## SHORT PROBLEM
Read the data and repeat it in full, exactly.

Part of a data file
+ + +

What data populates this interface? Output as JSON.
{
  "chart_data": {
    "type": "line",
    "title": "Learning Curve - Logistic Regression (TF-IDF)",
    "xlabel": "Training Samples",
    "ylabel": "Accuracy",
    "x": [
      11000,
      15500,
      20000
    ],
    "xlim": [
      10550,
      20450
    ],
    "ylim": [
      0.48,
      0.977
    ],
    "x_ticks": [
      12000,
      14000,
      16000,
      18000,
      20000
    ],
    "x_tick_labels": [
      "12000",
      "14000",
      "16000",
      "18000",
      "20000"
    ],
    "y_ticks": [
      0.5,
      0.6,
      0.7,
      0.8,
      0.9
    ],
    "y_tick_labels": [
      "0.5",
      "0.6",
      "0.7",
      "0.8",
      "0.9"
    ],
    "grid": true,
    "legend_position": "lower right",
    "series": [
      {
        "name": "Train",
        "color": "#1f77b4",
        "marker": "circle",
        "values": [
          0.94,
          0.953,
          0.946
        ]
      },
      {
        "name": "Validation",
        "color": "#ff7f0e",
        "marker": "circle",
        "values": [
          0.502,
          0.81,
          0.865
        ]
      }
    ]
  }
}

+ + +

## ANSWER TO THIS PROBLEM
What data populates this interface? Output as JSON.
{
  "chart_data": {
    "type": "line",
    "title": "Learning Curve - Logistic Regression (TF-IDF)",
    "xlabel": "Training Samples",
    "ylabel": "Accuracy",
    "x": [
      11000,
      15500,
      20000
    ],
    "xlim": [
      10550,
      20450
    ],
    "ylim": [
      0.48,
      0.977
    ],
    "x_ticks": [
      12000,
      14000,
      16000,
      18000,
      20000
    ],
    "x_tick_labels": [
      "12000",
      "14000",
      "16000",
      "18000",
      "20000"
    ],
    "y_ticks": [
      0.5,
      0.6,
      0.7,
      0.8,
      0.9
    ],
    "y_tick_labels": [
      "0.5",
      "0.6",
      "0.7",
      "0.8",
      "0.9"
    ],
    "grid": true,
    "legend_position": "lower right",
    "series": [
      {
        "name": "Train",
        "color": "#1f77b4",
        "marker": "circle",
        "values": [
          0.94,
          0.953,
          0.946
        ]
      },
      {
        "name": "Validation",
        "color": "#ff7f0e",
        "marker": "circle",
        "values": [
          0.502,
          0.81,
          0.865
        ]
      }
    ]
  }
}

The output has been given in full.